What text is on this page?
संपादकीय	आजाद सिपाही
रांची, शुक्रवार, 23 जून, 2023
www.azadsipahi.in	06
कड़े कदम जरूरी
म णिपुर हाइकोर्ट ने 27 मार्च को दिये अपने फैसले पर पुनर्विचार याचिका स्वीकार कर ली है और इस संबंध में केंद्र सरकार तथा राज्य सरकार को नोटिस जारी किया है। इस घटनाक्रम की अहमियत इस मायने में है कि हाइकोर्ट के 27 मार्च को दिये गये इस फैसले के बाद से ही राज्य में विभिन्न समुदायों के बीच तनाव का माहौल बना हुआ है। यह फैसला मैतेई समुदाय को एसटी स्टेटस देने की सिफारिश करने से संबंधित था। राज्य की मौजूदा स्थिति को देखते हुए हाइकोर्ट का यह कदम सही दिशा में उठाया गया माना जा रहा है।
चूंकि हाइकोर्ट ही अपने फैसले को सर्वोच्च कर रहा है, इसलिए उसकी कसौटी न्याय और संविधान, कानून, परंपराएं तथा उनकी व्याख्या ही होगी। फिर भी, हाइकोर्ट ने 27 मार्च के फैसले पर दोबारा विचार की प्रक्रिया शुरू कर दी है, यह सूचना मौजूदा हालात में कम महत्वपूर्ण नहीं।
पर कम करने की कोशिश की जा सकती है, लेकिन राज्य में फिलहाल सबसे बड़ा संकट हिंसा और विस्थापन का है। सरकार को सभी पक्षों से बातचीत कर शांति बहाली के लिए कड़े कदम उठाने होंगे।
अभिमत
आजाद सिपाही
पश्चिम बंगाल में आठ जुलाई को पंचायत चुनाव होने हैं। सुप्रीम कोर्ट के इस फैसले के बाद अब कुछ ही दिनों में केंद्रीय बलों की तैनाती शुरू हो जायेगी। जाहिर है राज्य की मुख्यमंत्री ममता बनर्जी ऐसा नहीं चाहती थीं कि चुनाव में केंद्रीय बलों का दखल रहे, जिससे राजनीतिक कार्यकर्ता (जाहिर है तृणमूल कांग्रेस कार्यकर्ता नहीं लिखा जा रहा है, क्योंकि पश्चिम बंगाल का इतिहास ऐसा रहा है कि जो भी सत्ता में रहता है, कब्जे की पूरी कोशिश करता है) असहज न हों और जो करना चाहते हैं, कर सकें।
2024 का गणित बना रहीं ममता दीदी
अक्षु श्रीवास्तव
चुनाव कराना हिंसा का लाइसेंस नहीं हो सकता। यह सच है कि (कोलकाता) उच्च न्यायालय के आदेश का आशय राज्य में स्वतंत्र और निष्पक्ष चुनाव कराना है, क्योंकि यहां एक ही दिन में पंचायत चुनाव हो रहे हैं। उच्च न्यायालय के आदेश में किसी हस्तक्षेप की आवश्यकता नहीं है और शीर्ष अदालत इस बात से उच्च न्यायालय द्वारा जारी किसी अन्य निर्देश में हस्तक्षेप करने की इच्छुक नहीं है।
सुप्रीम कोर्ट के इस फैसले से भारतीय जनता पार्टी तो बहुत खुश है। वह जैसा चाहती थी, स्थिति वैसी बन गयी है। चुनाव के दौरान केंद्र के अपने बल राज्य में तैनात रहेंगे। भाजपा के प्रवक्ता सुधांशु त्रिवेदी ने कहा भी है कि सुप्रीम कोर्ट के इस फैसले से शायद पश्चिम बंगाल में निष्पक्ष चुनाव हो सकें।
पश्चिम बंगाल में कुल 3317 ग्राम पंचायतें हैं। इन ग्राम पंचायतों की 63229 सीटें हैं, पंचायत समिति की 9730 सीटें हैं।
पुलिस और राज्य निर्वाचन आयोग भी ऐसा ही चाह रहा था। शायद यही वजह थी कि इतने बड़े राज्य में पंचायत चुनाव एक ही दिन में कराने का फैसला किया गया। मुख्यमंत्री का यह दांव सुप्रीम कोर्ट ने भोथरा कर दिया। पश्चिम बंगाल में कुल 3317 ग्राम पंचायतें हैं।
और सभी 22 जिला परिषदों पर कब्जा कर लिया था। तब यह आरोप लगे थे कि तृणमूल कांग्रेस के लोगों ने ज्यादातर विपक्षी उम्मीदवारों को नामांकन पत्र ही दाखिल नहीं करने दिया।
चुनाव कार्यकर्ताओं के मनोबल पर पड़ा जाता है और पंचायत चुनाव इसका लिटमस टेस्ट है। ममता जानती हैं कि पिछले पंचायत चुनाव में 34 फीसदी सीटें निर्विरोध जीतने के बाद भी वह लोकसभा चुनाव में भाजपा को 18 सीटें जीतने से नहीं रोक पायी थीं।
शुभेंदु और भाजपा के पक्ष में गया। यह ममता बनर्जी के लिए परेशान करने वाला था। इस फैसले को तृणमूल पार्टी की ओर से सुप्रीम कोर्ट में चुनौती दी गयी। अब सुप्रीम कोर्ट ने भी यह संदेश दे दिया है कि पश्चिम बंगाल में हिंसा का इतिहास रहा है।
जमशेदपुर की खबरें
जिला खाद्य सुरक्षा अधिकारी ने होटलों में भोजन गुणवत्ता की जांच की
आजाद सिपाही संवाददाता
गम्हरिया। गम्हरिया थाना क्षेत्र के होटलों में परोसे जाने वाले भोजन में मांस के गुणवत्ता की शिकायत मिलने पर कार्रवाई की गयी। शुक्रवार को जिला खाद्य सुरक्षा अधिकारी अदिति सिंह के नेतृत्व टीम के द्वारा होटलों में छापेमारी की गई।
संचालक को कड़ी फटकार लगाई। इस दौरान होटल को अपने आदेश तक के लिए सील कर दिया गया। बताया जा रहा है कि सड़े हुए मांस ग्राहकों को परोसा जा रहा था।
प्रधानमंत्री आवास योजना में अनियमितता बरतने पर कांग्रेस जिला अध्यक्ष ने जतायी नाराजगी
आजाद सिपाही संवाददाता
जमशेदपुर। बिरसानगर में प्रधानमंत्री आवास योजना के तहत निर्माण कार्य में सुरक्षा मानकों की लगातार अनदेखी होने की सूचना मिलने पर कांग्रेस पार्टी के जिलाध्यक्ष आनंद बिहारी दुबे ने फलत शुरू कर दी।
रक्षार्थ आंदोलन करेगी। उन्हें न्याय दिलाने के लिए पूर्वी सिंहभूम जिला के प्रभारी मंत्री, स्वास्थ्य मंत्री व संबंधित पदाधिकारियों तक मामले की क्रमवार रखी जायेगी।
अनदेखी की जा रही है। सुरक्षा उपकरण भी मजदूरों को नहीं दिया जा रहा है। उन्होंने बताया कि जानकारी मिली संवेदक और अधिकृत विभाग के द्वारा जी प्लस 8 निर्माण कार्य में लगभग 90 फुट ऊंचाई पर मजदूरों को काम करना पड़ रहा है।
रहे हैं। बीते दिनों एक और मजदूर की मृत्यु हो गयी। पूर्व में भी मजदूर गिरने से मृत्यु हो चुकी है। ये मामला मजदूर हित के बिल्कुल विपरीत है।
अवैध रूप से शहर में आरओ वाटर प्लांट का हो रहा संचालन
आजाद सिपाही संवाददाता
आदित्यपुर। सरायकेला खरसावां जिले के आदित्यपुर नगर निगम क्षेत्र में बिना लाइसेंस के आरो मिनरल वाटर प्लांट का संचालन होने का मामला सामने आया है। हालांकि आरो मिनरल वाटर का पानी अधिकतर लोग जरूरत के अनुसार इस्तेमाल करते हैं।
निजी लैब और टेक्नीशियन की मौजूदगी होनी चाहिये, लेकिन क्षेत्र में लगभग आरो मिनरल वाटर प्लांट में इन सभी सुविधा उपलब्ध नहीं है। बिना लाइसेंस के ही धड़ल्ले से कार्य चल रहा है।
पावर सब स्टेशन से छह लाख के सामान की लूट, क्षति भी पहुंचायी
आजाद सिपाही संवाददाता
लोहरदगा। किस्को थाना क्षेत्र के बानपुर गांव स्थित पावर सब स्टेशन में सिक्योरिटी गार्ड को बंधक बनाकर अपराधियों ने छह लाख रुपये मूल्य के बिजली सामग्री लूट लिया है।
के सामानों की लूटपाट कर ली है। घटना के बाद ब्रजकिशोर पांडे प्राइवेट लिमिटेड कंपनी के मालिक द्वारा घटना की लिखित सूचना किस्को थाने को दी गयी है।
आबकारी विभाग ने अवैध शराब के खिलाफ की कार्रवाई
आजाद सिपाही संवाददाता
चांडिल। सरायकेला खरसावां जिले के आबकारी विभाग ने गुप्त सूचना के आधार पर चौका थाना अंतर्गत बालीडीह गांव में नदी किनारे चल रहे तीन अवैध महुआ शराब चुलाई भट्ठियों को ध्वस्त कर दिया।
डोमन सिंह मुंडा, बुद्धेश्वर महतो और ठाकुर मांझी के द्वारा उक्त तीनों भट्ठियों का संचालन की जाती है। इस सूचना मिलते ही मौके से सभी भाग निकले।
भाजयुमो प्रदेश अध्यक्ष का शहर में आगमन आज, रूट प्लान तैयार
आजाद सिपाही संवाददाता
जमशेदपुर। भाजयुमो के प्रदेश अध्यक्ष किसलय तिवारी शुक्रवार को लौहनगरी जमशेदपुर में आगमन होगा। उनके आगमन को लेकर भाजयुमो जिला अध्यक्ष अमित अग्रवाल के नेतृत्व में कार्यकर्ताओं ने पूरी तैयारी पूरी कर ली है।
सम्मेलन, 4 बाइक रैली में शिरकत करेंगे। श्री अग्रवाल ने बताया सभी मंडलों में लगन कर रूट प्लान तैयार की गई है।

→ **Aim of the exercise**
Only lines with the string "लगभग" belong in your answer; copy each one.

→ **Task output**
अनदेखी की जा रही है। सुरक्षा उपकरण भी मजदूरों को नहीं दिया जा रहा है। उन्होंने बताया कि जानकारी मिली संवेदक और अधिकृत विभाग के द्वारा जी प्लस 8 निर्माण कार्य में लगभग 90 फुट ऊंचाई पर मजदूरों को काम करना पड़ रहा है।
निजी लैब और टेक्नीशियन की मौजूदगी होनी चाहिये, लेकिन क्षेत्र में लगभग आरो मिनरल वाटर प्लांट में इन सभी सुविधा उपलब्ध नहीं है। बिना लाइसेंस के ही धड़ल्ले से कार्य चल रहा है।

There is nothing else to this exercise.